## [Exercise task]
Count every line of these entries that holds the word "value", and reply with the number only.

═════ Supplied data

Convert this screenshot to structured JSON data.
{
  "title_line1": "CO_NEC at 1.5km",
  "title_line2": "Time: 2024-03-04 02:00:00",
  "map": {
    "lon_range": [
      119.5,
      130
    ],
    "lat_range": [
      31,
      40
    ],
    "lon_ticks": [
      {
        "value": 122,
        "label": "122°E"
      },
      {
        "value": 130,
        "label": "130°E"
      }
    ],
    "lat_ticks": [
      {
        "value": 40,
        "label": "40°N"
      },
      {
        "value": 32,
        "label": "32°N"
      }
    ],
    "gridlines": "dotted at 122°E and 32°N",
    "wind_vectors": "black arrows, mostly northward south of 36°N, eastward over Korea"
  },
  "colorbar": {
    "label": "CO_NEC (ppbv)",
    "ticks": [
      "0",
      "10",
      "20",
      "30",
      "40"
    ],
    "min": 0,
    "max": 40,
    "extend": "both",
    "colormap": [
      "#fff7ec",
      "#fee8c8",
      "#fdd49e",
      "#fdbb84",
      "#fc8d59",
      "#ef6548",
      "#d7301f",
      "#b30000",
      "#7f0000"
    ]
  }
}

══════════

## [Solved exercise]
4